### THE EXERCISE
How many of the lines contain the string "actions"? Give the number, with no other words.

### Stored records
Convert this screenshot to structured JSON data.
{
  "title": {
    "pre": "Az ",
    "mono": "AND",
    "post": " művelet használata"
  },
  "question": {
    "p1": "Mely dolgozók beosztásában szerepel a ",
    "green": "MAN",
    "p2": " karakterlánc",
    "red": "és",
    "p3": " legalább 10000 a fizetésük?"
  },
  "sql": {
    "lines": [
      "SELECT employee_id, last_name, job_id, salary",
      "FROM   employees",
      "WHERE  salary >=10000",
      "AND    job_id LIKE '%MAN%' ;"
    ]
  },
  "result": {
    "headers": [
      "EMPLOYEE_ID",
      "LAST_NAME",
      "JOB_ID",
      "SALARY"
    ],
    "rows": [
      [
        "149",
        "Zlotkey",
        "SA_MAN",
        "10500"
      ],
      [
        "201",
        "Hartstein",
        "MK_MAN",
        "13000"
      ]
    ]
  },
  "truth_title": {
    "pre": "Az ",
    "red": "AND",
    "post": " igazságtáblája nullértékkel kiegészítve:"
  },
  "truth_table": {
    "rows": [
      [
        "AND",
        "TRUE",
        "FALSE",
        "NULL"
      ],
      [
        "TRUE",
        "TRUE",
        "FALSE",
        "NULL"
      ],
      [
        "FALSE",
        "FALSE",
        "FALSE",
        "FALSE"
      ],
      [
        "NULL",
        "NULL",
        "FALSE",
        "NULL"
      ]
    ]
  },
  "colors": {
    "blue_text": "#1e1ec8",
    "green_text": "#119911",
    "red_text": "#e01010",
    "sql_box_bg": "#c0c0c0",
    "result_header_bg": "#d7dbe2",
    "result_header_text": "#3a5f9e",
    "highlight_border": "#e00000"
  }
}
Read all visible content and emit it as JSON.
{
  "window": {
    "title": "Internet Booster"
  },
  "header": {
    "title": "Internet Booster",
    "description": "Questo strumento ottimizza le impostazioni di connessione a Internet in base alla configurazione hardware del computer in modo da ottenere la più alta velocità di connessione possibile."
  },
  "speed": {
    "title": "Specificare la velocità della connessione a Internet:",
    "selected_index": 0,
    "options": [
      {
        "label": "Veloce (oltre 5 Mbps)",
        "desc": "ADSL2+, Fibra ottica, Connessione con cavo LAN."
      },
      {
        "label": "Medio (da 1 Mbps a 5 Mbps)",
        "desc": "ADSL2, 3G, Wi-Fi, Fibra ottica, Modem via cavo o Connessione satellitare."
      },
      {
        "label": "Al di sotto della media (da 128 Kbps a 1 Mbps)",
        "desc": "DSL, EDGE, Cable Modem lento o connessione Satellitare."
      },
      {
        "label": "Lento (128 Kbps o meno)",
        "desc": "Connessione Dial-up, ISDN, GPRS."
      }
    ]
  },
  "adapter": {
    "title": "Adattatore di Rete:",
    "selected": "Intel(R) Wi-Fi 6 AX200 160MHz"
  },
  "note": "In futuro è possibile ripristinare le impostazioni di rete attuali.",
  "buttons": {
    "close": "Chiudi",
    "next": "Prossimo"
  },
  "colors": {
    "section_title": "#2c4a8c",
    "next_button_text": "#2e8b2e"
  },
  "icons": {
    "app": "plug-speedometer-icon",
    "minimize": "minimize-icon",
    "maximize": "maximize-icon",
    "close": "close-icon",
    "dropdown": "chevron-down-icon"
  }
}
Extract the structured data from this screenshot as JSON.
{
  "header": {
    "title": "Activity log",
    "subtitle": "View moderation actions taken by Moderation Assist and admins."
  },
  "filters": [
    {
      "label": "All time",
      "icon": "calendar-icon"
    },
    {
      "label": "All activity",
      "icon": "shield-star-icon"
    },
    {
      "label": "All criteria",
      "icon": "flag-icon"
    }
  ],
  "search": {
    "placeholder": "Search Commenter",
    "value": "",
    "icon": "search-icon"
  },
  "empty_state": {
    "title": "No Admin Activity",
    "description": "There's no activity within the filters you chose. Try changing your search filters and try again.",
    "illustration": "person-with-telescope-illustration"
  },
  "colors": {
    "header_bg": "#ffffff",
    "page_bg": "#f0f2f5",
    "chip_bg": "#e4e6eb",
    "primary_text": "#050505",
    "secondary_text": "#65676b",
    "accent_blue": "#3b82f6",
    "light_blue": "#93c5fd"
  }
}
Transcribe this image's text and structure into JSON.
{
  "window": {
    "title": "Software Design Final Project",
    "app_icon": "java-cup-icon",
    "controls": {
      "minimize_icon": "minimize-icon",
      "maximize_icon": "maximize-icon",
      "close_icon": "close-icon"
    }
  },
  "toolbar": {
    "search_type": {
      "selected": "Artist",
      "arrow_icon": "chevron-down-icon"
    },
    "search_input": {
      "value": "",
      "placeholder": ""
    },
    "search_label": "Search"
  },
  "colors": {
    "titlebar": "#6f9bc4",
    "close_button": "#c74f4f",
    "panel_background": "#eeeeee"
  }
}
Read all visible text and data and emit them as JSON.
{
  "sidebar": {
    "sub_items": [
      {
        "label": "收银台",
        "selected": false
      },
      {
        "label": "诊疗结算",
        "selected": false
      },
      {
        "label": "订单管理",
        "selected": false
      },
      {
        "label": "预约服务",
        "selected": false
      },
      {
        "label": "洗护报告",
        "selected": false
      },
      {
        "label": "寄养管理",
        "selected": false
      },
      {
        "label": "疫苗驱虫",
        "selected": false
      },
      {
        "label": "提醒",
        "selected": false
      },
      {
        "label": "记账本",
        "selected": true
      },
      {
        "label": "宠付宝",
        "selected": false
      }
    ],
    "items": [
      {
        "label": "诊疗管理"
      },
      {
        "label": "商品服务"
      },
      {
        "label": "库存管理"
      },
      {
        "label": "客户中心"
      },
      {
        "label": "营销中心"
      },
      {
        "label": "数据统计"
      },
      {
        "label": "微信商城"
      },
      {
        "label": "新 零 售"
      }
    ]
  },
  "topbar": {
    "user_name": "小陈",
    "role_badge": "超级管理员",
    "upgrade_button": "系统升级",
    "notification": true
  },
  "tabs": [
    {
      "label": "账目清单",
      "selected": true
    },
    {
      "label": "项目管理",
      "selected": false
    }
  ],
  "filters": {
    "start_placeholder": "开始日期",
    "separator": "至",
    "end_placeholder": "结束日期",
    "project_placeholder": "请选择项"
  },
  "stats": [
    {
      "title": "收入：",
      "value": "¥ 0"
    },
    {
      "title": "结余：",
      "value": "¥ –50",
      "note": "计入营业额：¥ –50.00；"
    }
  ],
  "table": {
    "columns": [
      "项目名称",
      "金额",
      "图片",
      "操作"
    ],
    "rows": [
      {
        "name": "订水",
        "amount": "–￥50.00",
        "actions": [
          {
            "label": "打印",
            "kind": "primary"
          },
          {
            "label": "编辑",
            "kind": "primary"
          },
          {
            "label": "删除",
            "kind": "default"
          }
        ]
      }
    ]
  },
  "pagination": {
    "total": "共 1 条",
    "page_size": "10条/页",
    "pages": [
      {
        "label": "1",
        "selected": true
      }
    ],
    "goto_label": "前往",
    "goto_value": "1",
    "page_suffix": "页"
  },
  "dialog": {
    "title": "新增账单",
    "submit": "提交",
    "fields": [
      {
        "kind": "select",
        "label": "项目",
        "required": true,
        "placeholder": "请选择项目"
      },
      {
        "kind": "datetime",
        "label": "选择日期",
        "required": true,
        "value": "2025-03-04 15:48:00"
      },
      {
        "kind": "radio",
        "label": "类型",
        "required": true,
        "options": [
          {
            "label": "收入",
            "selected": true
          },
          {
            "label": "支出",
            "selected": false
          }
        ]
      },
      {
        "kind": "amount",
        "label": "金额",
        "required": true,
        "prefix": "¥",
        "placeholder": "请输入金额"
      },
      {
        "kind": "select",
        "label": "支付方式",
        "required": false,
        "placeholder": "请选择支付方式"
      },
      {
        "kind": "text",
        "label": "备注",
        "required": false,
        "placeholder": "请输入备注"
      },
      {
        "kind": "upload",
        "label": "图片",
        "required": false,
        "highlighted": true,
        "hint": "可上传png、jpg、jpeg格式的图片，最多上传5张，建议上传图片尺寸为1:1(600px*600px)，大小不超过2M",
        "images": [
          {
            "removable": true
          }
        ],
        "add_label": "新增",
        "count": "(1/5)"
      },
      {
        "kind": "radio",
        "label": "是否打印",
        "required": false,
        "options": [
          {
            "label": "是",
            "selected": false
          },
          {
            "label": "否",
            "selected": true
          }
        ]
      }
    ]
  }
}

### PROBLEM SOLUTION
2